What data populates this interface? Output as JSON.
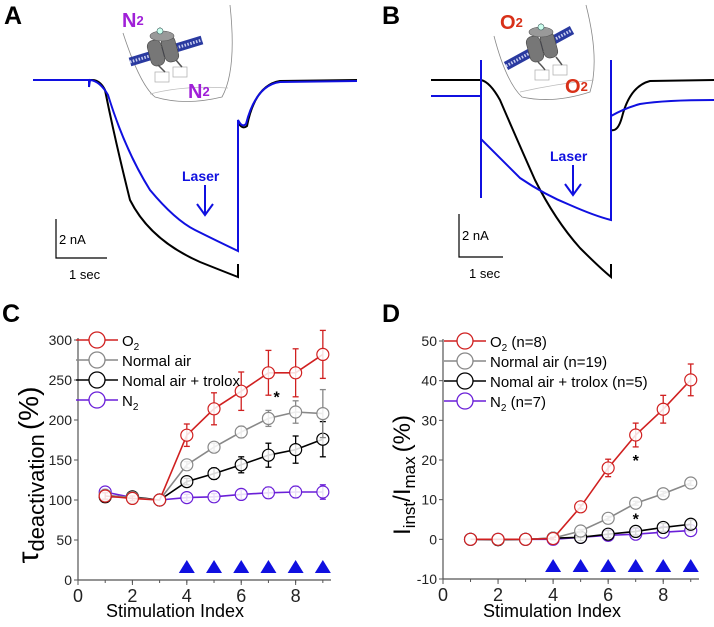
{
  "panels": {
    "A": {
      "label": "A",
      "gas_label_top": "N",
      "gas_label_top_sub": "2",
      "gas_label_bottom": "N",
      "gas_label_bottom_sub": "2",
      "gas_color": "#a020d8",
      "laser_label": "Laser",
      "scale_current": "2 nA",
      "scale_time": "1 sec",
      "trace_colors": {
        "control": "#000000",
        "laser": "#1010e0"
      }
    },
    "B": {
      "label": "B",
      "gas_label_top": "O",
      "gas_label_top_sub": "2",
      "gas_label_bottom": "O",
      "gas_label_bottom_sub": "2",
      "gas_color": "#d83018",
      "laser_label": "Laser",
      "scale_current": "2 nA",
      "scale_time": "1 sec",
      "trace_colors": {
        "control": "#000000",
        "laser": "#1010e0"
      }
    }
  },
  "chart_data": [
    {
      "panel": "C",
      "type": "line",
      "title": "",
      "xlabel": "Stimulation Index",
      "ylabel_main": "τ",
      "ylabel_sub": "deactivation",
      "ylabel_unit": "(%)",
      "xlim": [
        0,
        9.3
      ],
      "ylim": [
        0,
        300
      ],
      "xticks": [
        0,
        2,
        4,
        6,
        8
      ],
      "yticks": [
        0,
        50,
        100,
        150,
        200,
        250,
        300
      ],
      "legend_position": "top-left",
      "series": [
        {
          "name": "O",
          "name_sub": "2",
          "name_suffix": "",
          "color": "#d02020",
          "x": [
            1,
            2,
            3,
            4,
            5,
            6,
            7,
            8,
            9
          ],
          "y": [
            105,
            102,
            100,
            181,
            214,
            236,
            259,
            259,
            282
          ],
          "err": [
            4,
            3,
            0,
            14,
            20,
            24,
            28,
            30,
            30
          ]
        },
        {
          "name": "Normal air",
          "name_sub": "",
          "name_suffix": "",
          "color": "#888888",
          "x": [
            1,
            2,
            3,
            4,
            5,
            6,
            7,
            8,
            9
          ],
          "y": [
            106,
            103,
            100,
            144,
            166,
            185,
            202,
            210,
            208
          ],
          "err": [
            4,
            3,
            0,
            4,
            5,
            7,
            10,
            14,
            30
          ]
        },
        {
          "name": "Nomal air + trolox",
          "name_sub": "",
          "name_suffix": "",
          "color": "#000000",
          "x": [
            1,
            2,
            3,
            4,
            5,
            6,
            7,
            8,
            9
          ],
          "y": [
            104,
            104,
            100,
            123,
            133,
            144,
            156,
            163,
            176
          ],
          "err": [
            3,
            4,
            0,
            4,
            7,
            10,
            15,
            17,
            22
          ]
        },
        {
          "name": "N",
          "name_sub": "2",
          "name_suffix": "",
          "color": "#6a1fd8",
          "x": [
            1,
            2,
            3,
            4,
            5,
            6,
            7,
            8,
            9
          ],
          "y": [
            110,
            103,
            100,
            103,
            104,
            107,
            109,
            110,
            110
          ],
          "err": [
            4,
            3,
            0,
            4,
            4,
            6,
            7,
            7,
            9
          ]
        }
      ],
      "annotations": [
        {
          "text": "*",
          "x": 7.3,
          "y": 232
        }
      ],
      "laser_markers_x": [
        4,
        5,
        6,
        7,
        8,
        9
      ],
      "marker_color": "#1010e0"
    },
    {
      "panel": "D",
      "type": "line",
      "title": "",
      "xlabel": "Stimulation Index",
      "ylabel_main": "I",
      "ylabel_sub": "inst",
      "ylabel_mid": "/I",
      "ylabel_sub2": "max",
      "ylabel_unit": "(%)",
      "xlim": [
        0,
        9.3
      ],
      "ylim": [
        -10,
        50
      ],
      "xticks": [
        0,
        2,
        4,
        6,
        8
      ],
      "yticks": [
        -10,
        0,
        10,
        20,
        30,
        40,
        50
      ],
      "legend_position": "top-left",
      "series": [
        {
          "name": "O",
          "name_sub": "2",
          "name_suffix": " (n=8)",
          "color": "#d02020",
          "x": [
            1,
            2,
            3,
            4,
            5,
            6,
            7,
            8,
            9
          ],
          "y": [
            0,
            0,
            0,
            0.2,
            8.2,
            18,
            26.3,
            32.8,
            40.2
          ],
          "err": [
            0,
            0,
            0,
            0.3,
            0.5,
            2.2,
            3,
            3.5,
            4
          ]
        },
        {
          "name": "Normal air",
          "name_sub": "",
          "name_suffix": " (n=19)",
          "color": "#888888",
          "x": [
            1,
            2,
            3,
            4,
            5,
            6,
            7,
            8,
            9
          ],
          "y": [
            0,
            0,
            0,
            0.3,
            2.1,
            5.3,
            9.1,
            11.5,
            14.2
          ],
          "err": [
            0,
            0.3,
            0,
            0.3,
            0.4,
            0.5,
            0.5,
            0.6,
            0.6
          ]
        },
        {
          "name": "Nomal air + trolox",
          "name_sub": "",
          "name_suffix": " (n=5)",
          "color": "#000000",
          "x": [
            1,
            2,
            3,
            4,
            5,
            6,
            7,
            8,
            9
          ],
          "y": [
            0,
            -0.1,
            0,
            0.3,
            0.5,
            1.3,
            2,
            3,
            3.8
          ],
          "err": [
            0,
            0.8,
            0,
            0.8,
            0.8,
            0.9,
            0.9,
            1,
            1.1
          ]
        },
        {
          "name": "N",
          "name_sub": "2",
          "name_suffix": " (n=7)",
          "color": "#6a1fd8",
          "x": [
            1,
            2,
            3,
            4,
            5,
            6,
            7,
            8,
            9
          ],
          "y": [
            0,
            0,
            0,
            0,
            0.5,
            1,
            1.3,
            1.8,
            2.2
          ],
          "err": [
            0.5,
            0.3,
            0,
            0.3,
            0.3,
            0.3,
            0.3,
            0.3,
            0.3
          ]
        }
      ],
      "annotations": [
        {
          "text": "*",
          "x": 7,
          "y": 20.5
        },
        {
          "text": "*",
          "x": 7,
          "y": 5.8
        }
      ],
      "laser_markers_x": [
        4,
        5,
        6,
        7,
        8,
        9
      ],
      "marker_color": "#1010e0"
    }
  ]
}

==

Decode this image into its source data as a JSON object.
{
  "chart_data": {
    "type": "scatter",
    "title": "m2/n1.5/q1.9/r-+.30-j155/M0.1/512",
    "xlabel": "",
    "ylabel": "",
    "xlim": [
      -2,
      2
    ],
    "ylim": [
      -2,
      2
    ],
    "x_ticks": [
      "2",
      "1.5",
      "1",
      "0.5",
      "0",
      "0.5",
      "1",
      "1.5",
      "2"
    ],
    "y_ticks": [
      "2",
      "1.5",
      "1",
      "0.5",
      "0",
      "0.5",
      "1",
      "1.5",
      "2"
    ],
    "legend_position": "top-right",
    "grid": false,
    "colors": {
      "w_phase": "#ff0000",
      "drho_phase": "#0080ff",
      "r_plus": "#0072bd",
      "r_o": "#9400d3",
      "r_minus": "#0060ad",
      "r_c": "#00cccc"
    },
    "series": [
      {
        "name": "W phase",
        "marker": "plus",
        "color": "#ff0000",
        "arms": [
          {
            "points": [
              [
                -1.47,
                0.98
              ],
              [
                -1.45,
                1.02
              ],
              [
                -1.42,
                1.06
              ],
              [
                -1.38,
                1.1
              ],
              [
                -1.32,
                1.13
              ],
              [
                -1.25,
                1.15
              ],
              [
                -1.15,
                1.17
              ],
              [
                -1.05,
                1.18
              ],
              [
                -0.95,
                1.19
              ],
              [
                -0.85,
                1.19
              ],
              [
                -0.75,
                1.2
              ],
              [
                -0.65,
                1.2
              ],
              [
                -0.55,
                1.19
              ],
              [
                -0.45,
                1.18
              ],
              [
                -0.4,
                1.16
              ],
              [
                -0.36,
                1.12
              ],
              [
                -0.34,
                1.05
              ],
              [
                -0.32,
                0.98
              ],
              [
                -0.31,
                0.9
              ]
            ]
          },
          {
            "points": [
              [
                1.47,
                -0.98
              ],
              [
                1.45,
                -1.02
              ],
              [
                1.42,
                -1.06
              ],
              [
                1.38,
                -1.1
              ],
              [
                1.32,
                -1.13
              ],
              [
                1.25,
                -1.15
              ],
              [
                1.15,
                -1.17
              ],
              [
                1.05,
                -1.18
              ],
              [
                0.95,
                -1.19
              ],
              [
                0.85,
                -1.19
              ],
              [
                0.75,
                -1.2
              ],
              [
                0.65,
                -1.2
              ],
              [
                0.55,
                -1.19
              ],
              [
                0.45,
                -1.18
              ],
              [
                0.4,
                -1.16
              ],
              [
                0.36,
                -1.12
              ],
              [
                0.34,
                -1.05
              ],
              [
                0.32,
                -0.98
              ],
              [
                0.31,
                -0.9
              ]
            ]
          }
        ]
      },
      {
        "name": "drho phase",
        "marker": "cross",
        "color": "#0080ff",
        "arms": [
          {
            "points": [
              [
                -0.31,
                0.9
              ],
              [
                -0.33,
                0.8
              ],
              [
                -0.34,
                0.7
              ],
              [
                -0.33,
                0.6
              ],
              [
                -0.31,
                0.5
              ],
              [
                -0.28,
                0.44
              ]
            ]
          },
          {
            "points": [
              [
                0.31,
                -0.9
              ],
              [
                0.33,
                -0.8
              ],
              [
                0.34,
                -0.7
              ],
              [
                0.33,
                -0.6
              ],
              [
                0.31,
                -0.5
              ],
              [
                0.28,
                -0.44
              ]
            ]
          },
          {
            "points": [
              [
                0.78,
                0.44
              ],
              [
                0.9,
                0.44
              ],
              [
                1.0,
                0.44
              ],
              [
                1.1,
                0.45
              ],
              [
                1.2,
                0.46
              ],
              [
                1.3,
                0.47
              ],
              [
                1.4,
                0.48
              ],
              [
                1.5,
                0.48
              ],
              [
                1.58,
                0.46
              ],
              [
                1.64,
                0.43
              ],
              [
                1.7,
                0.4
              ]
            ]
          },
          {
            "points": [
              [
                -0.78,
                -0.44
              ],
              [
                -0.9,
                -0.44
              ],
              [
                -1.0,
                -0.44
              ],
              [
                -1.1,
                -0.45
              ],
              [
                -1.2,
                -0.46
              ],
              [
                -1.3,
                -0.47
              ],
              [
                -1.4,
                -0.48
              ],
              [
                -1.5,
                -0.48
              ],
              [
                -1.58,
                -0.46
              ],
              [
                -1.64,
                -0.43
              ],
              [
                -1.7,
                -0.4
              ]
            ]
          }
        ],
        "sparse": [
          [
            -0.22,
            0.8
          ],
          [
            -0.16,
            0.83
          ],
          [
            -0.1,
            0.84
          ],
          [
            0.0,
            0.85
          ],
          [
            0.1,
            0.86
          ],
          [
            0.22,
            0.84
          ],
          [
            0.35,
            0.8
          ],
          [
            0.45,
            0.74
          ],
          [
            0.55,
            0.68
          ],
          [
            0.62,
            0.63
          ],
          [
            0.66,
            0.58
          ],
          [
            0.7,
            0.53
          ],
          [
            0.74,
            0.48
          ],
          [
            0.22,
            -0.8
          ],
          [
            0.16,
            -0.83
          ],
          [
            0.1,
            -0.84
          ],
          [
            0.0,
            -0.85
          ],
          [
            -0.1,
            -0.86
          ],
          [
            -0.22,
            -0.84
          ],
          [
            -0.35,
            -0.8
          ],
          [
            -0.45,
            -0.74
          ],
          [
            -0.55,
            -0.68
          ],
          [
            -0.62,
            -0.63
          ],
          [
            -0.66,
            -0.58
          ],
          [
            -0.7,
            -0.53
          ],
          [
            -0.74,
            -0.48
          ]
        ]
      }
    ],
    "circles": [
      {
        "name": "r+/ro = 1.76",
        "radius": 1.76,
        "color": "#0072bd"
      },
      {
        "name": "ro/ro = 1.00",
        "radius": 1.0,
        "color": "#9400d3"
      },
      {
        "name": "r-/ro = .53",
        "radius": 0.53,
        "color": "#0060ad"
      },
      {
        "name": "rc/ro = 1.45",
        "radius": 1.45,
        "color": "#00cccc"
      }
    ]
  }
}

▸ Work required
For the entries above, state how many lines contain the word "radius". Provide the number by itself.

▸ Final result
4